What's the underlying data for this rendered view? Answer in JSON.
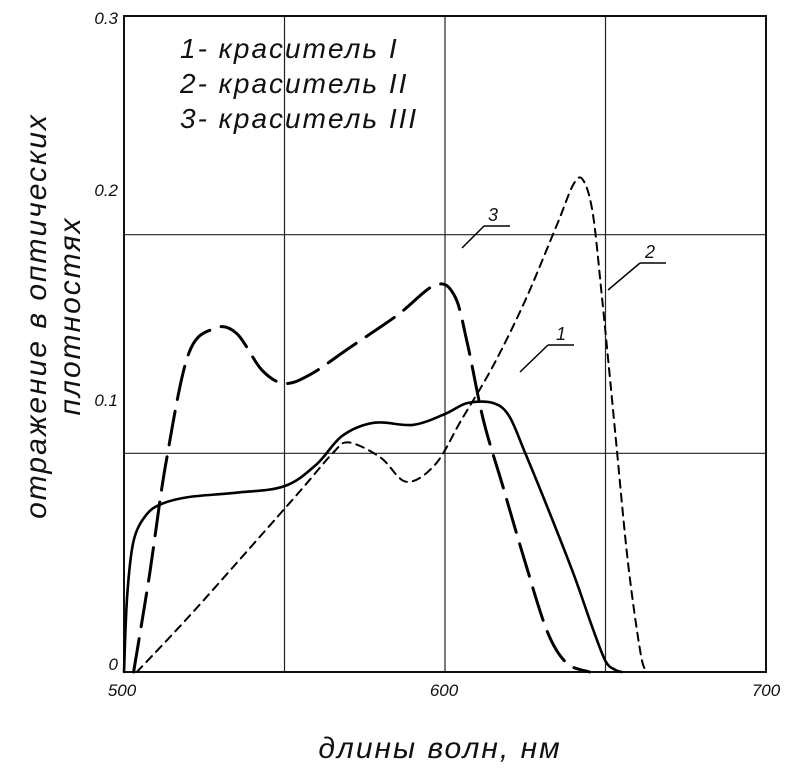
{
  "chart_data": {
    "type": "line",
    "xlabel": "длины волн, нм",
    "ylabel": [
      "отражение в оптических",
      "плотностях"
    ],
    "xlim": [
      500,
      700
    ],
    "ylim": [
      0,
      0.3
    ],
    "x_ticks": [
      "500",
      "600",
      "700"
    ],
    "y_ticks": [
      "0",
      "0.1",
      "0.2",
      "0.3"
    ],
    "grid": true,
    "legend": {
      "placement": "top-left",
      "entries": [
        "1- краситель I",
        "2- краситель II",
        "3- краситель III"
      ]
    },
    "series": [
      {
        "name": "1",
        "style": "solid",
        "x": [
          500,
          501,
          503,
          507,
          512,
          520,
          535,
          550,
          560,
          568,
          578,
          590,
          600,
          607,
          615,
          620,
          625,
          632,
          640,
          646,
          650,
          653,
          655
        ],
        "y": [
          0,
          0.035,
          0.06,
          0.072,
          0.077,
          0.08,
          0.082,
          0.085,
          0.095,
          0.108,
          0.114,
          0.113,
          0.118,
          0.123,
          0.123,
          0.117,
          0.1,
          0.075,
          0.045,
          0.02,
          0.005,
          0.001,
          0
        ]
      },
      {
        "name": "2",
        "style": "dashed",
        "x": [
          504,
          520,
          540,
          555,
          565,
          570,
          580,
          588,
          597,
          605,
          615,
          625,
          635,
          640,
          643,
          646,
          649,
          653,
          657,
          661,
          663
        ],
        "y": [
          0,
          0.025,
          0.058,
          0.083,
          0.1,
          0.105,
          0.098,
          0.087,
          0.095,
          0.115,
          0.14,
          0.17,
          0.205,
          0.223,
          0.225,
          0.21,
          0.17,
          0.11,
          0.05,
          0.008,
          0
        ]
      },
      {
        "name": "3",
        "style": "long-dashed",
        "x": [
          503,
          508,
          513,
          520,
          528,
          535,
          543,
          550,
          558,
          570,
          585,
          597,
          603,
          607,
          612,
          618,
          625,
          632,
          638,
          645
        ],
        "y": [
          0,
          0.045,
          0.095,
          0.145,
          0.157,
          0.155,
          0.138,
          0.132,
          0.136,
          0.148,
          0.163,
          0.177,
          0.172,
          0.15,
          0.115,
          0.085,
          0.05,
          0.018,
          0.004,
          0
        ]
      }
    ],
    "curve_labels": [
      "1",
      "2",
      "3"
    ]
  }
}
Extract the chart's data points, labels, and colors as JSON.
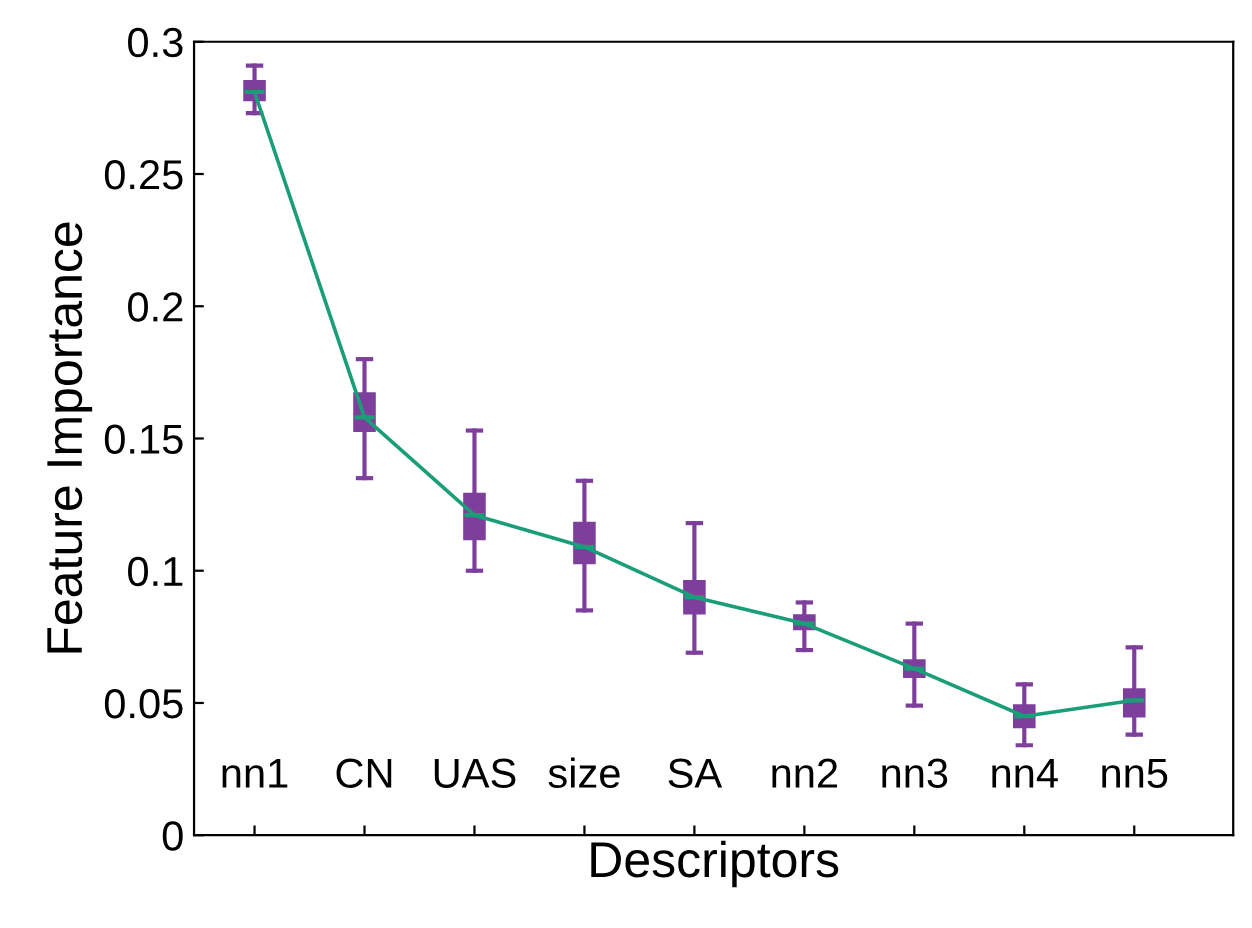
{
  "chart_data": {
    "type": "box",
    "xlabel": "Descriptors",
    "ylabel": "Feature Importance",
    "categories": [
      "nn1",
      "CN",
      "UAS",
      "size",
      "SA",
      "nn2",
      "nn3",
      "nn4",
      "nn5"
    ],
    "ylim": [
      0,
      0.3
    ],
    "yticks": [
      0,
      0.05,
      0.1,
      0.15,
      0.2,
      0.25,
      0.3
    ],
    "grid": false,
    "legend": false,
    "series": [
      {
        "color": "#7e3f9c",
        "boxes": [
          {
            "low": 0.273,
            "q1": 0.278,
            "median": 0.281,
            "q3": 0.285,
            "high": 0.291
          },
          {
            "low": 0.135,
            "q1": 0.153,
            "median": 0.158,
            "q3": 0.167,
            "high": 0.18
          },
          {
            "low": 0.1,
            "q1": 0.112,
            "median": 0.121,
            "q3": 0.129,
            "high": 0.153
          },
          {
            "low": 0.085,
            "q1": 0.103,
            "median": 0.109,
            "q3": 0.118,
            "high": 0.134
          },
          {
            "low": 0.069,
            "q1": 0.084,
            "median": 0.09,
            "q3": 0.096,
            "high": 0.118
          },
          {
            "low": 0.07,
            "q1": 0.078,
            "median": 0.08,
            "q3": 0.083,
            "high": 0.088
          },
          {
            "low": 0.049,
            "q1": 0.06,
            "median": 0.063,
            "q3": 0.066,
            "high": 0.08
          },
          {
            "low": 0.034,
            "q1": 0.041,
            "median": 0.045,
            "q3": 0.049,
            "high": 0.057
          },
          {
            "low": 0.038,
            "q1": 0.045,
            "median": 0.051,
            "q3": 0.055,
            "high": 0.071
          }
        ]
      },
      {
        "type": "line",
        "color": "#1a9e77",
        "marker": "none",
        "line_style": "solid",
        "values": [
          0.281,
          0.158,
          0.121,
          0.109,
          0.09,
          0.08,
          0.063,
          0.045,
          0.051
        ]
      }
    ]
  }
}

• DIRECTIONS: Print the records word for word and exclude any picture they hold.

• ANSWER:
What's the underlying data for this rendered view? Answer in JSON.
{
  "chart_data": {
    "type": "line",
    "xlabel": "длины волн, нм",
    "ylabel": [
      "отражение в оптических",
      "плотностях"
    ],
    "xlim": [
      500,
      700
    ],
    "ylim": [
      0,
      0.3
    ],
    "x_ticks": [
      "500",
      "600",
      "700"
    ],
    "y_ticks": [
      "0",
      "0.1",
      "0.2",
      "0.3"
    ],
    "grid": true,
    "legend": {
      "placement": "top-left",
      "entries": [
        "1- краситель I",
        "2- краситель II",
        "3- краситель III"
      ]
    },
    "series": [
      {
        "name": "1",
        "style": "solid",
        "x": [
          500,
          501,
          503,
          507,
          512,
          520,
          535,
          550,
          560,
          568,
          578,
          590,
          600,
          607,
          615,
          620,
          625,
          632,
          640,
          646,
          650,
          653,
          655
        ],
        "y": [
          0,
          0.035,
          0.06,
          0.072,
          0.077,
          0.08,
          0.082,
          0.085,
          0.095,
          0.108,
          0.114,
          0.113,
          0.118,
          0.123,
          0.123,
          0.117,
          0.1,
          0.075,
          0.045,
          0.02,
          0.005,
          0.001,
          0
        ]
      },
      {
        "name": "2",
        "style": "dashed",
        "x": [
          504,
          520,
          540,
          555,
          565,
          570,
          580,
          588,
          597,
          605,
          615,
          625,
          635,
          640,
          643,
          646,
          649,
          653,
          657,
          661,
          663
        ],
        "y": [
          0,
          0.025,
          0.058,
          0.083,
          0.1,
          0.105,
          0.098,
          0.087,
          0.095,
          0.115,
          0.14,
          0.17,
          0.205,
          0.223,
          0.225,
          0.21,
          0.17,
          0.11,
          0.05,
          0.008,
          0
        ]
      },
      {
        "name": "3",
        "style": "long-dashed",
        "x": [
          503,
          508,
          513,
          520,
          528,
          535,
          543,
          550,
          558,
          570,
          585,
          597,
          603,
          607,
          612,
          618,
          625,
          632,
          638,
          645
        ],
        "y": [
          0,
          0.045,
          0.095,
          0.145,
          0.157,
          0.155,
          0.138,
          0.132,
          0.136,
          0.148,
          0.163,
          0.177,
          0.172,
          0.15,
          0.115,
          0.085,
          0.05,
          0.018,
          0.004,
          0
        ]
      }
    ],
    "curve_labels": [
      "1",
      "2",
      "3"
    ]
  }
}
Extract the chart's data points, labels, and colors as JSON.
{
  "chart_data": {
    "type": "box",
    "xlabel": "Descriptors",
    "ylabel": "Feature Importance",
    "categories": [
      "nn1",
      "CN",
      "UAS",
      "size",
      "SA",
      "nn2",
      "nn3",
      "nn4",
      "nn5"
    ],
    "ylim": [
      0,
      0.3
    ],
    "yticks": [
      0,
      0.05,
      0.1,
      0.15,
      0.2,
      0.25,
      0.3
    ],
    "grid": false,
    "legend": false,
    "series": [
      {
        "color": "#7e3f9c",
        "boxes": [
          {
            "low": 0.273,
            "q1": 0.278,
            "median": 0.281,
            "q3": 0.285,
            "high": 0.291
          },
          {
            "low": 0.135,
            "q1": 0.153,
            "median": 0.158,
            "q3": 0.167,
            "high": 0.18
          },
          {
            "low": 0.1,
            "q1": 0.112,
            "median": 0.121,
            "q3": 0.129,
            "high": 0.153
          },
          {
            "low": 0.085,
            "q1": 0.103,
            "median": 0.109,
            "q3": 0.118,
            "high": 0.134
          },
          {
            "low": 0.069,
            "q1": 0.084,
            "median": 0.09,
            "q3": 0.096,
            "high": 0.118
          },
          {
            "low": 0.07,
            "q1": 0.078,
            "median": 0.08,
            "q3": 0.083,
            "high": 0.088
          },
          {
            "low": 0.049,
            "q1": 0.06,
            "median": 0.063,
            "q3": 0.066,
            "high": 0.08
          },
          {
            "low": 0.034,
            "q1": 0.041,
            "median": 0.045,
            "q3": 0.049,
            "high": 0.057
          },
          {
            "low": 0.038,
            "q1": 0.045,
            "median": 0.051,
            "q3": 0.055,
            "high": 0.071
          }
        ]
      },
      {
        "type": "line",
        "color": "#1a9e77",
        "marker": "none",
        "line_style": "solid",
        "values": [
          0.281,
          0.158,
          0.121,
          0.109,
          0.09,
          0.08,
          0.063,
          0.045,
          0.051
        ]
      }
    ]
  }
}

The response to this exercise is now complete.